**EXERCISE BRIEF**
Isolate every line in the records below with "image" in it.

**RECORDED DATA**
—————
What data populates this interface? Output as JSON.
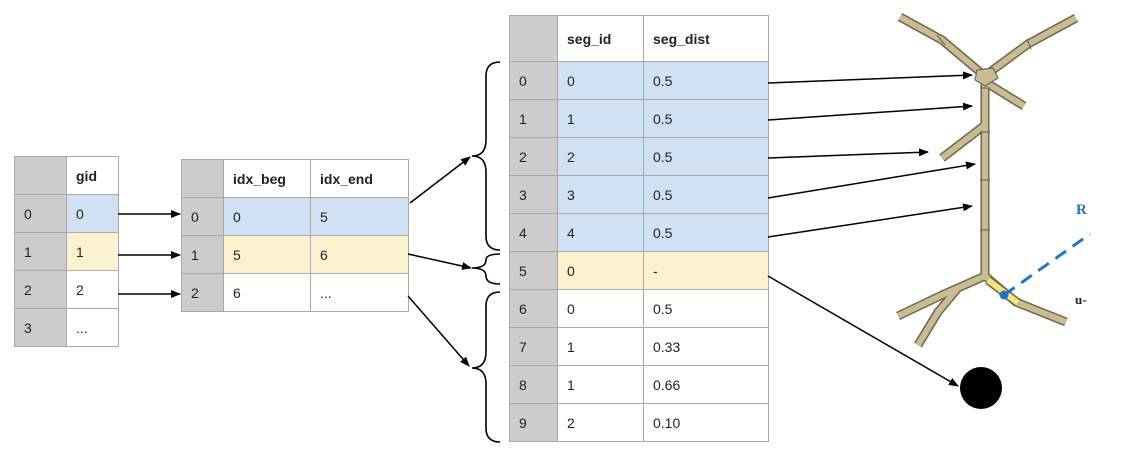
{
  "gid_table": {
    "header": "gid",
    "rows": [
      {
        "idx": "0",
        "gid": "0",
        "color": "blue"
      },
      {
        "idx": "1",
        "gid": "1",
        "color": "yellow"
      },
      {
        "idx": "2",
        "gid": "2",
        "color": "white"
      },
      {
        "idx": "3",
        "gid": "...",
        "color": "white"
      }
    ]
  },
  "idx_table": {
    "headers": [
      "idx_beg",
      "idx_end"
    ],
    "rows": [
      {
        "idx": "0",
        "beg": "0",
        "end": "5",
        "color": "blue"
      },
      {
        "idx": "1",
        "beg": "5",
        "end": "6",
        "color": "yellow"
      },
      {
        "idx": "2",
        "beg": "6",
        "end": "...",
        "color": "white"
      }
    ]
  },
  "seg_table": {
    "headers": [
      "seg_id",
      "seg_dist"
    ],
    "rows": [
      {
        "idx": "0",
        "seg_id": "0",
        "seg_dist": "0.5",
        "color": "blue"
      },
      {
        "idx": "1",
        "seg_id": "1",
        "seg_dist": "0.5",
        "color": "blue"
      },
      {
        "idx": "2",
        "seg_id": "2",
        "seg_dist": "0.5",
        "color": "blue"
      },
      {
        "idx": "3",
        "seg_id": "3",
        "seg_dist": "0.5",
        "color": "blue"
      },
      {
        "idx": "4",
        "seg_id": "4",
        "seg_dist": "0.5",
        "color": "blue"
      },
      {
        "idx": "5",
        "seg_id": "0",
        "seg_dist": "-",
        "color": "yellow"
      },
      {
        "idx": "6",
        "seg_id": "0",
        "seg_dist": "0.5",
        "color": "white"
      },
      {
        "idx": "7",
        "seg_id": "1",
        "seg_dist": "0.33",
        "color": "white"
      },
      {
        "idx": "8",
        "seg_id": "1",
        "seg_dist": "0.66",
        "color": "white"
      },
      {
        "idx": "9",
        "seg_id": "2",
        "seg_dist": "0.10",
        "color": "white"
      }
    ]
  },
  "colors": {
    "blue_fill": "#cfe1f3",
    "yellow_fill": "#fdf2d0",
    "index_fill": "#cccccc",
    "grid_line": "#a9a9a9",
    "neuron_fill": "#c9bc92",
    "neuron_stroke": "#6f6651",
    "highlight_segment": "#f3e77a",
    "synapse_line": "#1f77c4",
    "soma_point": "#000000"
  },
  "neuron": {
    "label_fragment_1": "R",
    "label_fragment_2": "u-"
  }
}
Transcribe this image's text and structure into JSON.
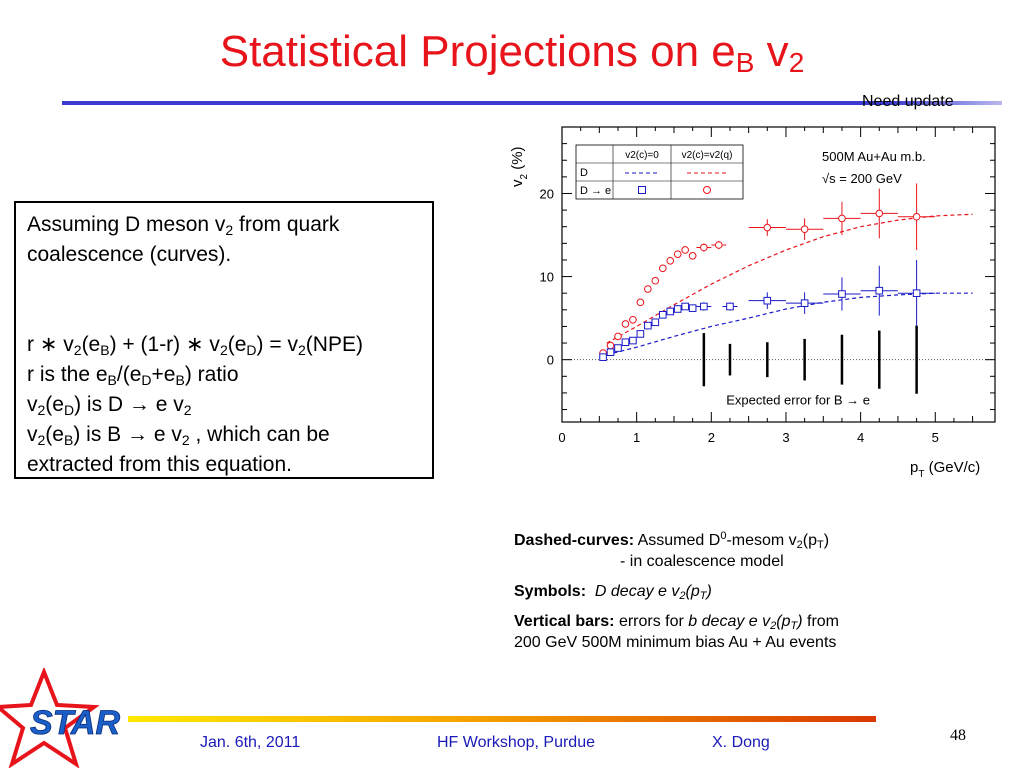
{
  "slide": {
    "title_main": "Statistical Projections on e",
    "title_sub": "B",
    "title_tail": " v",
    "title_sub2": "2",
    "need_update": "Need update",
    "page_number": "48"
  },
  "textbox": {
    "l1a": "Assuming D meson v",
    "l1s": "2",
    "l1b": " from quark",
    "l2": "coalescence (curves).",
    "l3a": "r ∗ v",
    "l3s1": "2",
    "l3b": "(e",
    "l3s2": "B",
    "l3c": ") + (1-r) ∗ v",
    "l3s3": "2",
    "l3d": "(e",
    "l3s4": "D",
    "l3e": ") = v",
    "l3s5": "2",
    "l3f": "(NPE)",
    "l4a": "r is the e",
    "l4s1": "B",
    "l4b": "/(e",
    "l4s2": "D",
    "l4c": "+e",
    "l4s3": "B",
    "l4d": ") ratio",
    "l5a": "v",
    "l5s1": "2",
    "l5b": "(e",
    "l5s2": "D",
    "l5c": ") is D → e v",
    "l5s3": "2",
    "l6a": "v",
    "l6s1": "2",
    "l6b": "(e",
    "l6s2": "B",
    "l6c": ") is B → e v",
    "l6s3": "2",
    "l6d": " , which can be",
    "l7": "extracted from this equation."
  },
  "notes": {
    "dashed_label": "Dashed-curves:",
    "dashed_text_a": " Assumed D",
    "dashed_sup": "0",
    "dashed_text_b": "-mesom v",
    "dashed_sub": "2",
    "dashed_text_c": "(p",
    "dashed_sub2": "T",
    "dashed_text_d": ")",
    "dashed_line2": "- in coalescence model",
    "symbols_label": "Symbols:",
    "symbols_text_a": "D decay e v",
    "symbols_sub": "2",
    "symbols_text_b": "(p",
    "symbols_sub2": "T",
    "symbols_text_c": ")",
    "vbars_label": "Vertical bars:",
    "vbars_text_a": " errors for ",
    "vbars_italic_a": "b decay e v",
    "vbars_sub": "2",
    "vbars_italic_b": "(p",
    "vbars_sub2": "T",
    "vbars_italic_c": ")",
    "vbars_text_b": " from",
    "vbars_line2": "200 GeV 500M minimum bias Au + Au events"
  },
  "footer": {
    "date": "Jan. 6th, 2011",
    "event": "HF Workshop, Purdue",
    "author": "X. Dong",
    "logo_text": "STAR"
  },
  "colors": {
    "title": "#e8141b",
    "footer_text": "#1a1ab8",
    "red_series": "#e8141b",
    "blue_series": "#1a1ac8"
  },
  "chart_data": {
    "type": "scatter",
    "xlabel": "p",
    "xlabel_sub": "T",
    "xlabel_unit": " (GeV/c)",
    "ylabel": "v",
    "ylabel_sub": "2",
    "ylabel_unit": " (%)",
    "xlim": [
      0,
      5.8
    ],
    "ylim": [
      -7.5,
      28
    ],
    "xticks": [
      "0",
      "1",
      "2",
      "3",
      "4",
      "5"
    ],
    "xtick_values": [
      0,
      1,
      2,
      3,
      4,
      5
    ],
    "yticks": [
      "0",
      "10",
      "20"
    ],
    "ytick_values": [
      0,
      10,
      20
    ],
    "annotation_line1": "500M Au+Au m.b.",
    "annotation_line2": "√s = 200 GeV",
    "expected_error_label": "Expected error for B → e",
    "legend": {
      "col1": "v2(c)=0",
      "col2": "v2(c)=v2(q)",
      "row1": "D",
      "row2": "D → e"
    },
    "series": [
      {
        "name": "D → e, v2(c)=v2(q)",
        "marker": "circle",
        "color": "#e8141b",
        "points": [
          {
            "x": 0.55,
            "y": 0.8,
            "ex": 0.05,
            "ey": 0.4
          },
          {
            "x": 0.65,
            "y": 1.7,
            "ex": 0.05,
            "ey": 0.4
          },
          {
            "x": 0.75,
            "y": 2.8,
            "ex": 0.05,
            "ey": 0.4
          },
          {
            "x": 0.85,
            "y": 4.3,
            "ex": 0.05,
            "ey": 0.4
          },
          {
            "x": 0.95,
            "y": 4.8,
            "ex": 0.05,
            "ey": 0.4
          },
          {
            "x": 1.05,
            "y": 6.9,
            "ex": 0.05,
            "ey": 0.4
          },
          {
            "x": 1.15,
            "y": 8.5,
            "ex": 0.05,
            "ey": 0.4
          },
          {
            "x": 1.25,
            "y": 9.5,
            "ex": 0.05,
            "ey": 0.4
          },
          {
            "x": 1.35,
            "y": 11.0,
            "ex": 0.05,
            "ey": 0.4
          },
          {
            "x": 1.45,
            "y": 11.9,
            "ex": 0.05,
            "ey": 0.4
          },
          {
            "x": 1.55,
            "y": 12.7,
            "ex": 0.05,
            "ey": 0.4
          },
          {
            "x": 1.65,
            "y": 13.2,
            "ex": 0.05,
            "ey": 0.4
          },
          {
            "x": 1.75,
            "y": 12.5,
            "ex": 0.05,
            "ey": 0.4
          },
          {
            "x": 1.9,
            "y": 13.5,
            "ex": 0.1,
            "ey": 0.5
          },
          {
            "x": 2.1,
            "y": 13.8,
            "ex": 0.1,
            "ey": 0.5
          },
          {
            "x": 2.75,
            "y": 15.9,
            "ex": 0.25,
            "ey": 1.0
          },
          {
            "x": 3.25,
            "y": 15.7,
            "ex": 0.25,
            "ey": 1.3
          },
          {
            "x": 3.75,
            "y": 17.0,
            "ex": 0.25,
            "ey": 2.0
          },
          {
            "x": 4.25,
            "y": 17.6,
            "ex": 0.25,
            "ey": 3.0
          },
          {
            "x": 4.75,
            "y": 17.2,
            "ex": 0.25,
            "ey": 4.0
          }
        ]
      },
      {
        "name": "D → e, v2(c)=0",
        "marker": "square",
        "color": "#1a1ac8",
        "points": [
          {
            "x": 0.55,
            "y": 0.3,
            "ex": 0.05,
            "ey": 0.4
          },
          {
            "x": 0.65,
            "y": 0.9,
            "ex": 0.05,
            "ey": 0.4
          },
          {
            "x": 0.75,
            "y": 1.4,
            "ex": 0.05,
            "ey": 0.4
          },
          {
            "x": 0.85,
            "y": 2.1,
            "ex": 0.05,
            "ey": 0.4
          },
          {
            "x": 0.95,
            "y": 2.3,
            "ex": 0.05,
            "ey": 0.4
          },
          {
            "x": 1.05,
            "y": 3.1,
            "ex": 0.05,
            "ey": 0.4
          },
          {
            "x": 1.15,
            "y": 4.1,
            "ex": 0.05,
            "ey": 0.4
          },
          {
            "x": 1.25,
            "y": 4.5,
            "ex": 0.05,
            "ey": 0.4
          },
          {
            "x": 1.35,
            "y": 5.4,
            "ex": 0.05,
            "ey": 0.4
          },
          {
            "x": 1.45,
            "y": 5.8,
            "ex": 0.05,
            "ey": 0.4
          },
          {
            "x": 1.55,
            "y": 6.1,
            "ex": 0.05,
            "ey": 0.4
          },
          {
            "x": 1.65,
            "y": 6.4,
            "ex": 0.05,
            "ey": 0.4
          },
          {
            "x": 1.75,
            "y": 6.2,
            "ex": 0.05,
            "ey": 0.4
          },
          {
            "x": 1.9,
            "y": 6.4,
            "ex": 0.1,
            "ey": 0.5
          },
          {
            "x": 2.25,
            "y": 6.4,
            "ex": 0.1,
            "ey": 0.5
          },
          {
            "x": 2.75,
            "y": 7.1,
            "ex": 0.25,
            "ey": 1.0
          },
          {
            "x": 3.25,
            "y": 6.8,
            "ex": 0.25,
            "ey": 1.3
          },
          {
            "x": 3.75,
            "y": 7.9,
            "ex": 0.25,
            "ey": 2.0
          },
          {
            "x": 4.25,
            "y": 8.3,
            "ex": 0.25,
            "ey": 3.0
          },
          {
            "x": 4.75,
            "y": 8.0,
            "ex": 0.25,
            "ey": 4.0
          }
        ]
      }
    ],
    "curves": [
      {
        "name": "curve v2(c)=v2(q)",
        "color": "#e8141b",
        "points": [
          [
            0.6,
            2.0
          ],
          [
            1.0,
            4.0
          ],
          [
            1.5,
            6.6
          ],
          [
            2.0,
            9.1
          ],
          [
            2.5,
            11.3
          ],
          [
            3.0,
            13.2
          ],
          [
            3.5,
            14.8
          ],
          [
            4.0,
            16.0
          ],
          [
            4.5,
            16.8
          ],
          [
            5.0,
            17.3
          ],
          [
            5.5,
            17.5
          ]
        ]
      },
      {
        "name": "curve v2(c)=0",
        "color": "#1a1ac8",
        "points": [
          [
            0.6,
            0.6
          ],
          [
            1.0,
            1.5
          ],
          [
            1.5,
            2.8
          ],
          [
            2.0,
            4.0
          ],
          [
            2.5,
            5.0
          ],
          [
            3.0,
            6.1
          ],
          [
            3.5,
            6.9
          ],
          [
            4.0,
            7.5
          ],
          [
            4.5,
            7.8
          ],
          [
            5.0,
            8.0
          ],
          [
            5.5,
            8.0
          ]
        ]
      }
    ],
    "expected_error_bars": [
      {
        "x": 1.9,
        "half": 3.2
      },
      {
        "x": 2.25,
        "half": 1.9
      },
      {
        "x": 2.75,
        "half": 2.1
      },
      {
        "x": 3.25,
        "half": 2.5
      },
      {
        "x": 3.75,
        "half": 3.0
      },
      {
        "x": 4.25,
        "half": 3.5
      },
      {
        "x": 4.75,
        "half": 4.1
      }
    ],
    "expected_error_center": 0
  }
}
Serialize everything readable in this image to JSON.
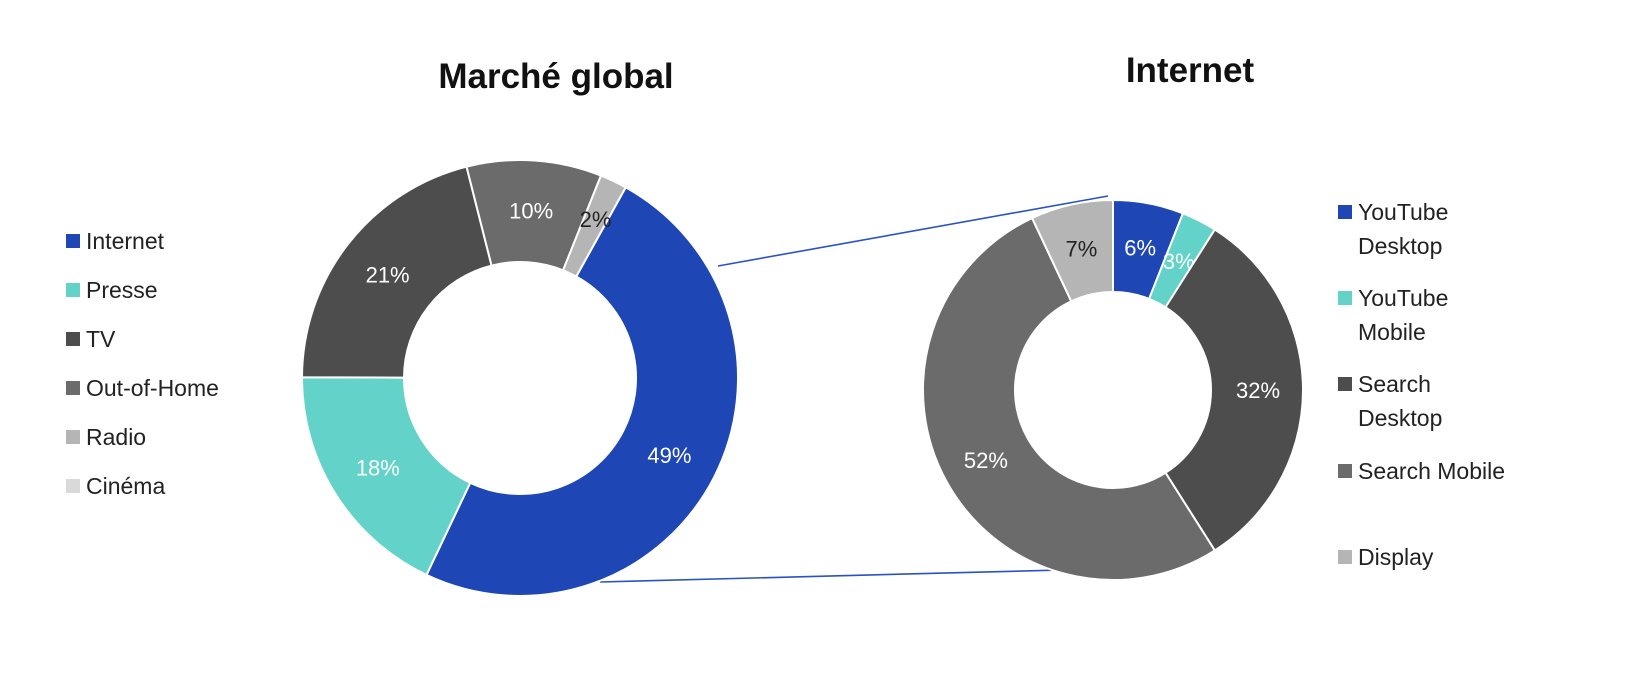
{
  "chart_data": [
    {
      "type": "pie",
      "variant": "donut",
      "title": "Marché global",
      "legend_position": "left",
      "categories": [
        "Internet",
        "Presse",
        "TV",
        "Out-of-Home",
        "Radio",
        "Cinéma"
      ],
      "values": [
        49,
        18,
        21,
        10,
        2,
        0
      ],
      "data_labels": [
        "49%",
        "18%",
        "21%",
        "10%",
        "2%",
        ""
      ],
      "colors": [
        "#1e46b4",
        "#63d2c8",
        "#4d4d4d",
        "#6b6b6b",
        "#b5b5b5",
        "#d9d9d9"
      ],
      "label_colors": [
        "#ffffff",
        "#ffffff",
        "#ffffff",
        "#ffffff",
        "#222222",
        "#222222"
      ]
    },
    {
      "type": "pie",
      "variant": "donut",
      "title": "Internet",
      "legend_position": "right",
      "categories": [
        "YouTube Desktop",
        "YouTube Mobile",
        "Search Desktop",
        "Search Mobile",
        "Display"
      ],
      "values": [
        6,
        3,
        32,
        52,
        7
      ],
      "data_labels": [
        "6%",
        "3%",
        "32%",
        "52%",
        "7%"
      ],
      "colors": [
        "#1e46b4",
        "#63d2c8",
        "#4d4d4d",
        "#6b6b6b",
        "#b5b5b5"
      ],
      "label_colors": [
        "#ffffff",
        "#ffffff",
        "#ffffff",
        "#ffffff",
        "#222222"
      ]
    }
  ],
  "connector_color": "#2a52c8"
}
—————
**ANSWER TO THIS TASK**
Transcribe this image's text and structure into JSON.
Serialize everything readable in this image to JSON.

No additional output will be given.